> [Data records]

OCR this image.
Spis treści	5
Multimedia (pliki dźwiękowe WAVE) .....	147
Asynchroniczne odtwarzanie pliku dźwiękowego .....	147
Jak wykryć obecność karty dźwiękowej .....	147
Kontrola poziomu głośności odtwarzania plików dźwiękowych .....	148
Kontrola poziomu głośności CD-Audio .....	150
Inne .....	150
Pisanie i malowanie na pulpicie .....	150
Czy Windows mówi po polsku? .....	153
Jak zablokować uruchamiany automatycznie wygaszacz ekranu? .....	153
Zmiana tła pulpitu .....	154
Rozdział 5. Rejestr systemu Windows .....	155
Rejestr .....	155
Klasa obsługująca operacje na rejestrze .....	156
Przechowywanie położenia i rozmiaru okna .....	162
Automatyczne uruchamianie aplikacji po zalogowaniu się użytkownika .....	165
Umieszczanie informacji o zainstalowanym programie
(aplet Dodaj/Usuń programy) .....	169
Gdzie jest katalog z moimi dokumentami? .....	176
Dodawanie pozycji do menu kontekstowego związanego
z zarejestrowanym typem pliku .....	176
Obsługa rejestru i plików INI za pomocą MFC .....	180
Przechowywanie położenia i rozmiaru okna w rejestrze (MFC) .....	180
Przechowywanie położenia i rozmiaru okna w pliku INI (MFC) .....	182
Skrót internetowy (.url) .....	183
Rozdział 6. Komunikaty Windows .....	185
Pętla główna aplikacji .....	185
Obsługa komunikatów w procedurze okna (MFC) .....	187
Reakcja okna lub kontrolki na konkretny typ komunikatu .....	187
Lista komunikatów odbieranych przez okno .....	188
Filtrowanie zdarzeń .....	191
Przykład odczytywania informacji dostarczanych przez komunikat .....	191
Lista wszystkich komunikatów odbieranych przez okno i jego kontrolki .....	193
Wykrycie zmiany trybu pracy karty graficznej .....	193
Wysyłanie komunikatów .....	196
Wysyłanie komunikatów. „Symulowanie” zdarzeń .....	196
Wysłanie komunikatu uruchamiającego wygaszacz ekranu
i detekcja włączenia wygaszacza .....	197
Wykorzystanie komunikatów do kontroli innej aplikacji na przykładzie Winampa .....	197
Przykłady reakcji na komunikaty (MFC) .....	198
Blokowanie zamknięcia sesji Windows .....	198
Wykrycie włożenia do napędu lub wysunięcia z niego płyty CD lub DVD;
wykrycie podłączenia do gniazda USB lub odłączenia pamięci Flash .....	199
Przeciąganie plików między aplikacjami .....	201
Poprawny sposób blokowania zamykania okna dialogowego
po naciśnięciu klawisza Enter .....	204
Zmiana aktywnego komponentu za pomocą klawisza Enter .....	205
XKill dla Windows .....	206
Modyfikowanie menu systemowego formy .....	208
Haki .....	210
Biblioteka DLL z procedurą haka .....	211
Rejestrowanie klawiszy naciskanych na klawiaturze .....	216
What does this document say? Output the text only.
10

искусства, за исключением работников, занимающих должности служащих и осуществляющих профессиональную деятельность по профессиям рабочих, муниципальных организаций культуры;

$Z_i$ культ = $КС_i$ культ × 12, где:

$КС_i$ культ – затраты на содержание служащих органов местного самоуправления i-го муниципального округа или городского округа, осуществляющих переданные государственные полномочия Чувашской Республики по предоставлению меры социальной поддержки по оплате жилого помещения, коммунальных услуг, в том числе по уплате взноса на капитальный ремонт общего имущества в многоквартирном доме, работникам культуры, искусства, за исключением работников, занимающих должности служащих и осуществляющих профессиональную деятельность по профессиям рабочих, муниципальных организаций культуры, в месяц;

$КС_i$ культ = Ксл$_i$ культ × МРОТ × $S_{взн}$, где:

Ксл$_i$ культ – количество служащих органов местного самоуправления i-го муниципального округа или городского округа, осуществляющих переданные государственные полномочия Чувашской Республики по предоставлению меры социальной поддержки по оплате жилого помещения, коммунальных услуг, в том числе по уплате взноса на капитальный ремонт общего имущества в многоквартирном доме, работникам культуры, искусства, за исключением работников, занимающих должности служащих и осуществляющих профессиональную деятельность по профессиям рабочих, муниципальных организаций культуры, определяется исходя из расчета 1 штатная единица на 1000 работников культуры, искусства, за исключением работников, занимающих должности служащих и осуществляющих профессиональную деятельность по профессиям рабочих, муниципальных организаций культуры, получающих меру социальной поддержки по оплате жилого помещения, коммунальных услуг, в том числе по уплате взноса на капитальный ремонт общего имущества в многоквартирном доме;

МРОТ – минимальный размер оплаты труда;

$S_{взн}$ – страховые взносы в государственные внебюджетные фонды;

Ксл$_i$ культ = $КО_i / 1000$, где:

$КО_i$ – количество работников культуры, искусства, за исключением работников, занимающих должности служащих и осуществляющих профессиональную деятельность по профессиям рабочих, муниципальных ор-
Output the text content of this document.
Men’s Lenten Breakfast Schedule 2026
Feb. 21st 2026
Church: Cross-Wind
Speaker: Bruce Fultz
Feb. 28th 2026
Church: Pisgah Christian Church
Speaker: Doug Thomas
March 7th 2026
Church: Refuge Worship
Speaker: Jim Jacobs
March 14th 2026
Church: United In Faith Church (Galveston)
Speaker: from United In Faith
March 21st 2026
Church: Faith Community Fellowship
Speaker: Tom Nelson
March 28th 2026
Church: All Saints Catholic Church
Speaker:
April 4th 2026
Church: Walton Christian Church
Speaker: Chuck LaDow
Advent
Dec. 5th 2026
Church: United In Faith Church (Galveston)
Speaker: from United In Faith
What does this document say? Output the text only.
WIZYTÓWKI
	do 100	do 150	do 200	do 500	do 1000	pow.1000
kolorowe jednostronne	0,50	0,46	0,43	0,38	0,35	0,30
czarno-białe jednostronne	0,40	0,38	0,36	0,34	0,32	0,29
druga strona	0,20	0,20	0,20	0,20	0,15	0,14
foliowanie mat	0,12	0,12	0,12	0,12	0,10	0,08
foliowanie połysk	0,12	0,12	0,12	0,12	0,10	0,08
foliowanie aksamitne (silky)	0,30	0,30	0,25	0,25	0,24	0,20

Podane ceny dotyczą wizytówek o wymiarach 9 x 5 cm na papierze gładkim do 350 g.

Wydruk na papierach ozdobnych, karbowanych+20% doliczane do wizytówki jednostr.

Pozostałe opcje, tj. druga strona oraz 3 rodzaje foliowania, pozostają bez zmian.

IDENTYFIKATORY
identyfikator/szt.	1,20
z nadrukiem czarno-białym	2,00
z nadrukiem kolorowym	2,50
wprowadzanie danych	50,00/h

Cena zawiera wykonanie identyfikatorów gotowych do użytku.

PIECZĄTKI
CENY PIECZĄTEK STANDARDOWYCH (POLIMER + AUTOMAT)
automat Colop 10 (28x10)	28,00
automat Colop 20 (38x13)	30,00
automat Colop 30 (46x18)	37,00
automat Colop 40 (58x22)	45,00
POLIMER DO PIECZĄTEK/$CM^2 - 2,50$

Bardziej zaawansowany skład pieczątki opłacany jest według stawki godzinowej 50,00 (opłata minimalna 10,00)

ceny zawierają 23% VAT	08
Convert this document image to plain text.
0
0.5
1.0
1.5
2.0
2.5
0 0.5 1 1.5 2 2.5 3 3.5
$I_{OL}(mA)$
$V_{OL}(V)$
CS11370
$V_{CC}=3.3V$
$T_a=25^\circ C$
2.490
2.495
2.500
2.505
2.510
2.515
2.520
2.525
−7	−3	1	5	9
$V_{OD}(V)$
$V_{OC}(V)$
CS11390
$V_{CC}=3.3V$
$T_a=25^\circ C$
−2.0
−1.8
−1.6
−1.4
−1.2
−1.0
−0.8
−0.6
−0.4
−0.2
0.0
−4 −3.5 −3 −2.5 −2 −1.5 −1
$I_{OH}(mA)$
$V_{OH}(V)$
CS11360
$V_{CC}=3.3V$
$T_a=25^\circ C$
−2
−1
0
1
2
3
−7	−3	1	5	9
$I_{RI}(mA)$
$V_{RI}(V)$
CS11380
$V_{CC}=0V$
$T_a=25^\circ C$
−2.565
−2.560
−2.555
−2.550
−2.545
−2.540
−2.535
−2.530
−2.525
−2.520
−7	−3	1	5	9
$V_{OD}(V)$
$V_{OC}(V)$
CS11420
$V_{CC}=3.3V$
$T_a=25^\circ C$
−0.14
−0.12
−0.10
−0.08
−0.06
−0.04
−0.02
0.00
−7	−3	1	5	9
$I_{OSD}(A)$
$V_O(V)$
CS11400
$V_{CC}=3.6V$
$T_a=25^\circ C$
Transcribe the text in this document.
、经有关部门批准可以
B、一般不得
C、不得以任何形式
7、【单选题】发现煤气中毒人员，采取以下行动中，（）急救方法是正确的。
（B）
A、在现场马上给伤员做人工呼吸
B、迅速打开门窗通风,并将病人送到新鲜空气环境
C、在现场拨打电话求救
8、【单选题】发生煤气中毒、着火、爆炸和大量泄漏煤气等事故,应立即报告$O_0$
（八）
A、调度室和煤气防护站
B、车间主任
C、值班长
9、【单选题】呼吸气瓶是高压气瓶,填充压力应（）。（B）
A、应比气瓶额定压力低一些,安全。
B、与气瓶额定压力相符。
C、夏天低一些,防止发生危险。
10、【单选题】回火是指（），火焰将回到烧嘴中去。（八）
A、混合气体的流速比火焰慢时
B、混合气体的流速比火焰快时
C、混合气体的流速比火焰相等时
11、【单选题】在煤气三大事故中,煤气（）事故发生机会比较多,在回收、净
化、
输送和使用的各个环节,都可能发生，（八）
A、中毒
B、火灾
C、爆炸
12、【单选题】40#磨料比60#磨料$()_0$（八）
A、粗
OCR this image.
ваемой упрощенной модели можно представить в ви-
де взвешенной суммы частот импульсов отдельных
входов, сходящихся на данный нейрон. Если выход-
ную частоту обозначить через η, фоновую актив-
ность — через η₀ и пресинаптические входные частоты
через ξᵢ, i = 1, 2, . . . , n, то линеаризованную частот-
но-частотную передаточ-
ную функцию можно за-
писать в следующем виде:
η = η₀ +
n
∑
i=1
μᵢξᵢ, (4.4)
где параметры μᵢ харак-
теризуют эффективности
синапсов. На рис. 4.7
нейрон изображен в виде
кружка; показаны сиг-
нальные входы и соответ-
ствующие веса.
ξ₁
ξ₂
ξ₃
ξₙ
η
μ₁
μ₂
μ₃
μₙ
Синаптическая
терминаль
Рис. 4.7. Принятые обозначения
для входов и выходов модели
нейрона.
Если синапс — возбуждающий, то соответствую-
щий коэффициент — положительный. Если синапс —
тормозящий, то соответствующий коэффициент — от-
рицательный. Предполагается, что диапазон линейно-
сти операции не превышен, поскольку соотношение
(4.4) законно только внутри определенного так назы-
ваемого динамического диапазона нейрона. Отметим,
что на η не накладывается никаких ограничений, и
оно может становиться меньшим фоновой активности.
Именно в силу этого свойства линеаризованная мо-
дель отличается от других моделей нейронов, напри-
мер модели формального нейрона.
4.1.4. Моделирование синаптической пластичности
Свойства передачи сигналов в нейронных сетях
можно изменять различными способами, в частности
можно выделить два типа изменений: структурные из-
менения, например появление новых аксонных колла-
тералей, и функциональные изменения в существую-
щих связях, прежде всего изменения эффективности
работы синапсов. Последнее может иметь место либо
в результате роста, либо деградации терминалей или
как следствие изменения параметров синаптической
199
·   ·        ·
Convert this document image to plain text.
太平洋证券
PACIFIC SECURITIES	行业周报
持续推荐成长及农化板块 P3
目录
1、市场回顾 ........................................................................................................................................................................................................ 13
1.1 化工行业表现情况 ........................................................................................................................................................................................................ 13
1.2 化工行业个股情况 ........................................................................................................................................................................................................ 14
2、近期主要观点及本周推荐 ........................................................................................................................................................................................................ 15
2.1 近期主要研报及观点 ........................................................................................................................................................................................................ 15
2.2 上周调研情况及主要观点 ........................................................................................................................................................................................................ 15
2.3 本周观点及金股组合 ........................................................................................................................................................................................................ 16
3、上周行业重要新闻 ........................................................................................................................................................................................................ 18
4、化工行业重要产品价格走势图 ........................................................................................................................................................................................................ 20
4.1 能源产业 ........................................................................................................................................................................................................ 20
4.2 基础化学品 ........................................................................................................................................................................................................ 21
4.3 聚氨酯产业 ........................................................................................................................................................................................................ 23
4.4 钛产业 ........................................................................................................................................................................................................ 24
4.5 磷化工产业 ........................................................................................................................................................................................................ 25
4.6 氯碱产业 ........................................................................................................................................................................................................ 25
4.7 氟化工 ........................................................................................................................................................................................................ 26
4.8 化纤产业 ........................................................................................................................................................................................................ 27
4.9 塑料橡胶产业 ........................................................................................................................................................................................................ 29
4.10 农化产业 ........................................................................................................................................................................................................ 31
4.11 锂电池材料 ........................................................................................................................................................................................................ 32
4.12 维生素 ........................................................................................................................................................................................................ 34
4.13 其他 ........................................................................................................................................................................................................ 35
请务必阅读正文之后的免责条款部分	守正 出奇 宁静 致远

> [Directions]
Show the lines of the records that include the string "Windows".

> [Answer to this exercise]
Czy Windows mówi po polsku? .....	153
Rozdział 5. Rejestr systemu Windows .....	155
Rozdział 6. Komunikaty Windows .....	185
Blokowanie zamknięcia sesji Windows .....	198
XKill dla Windows .....	206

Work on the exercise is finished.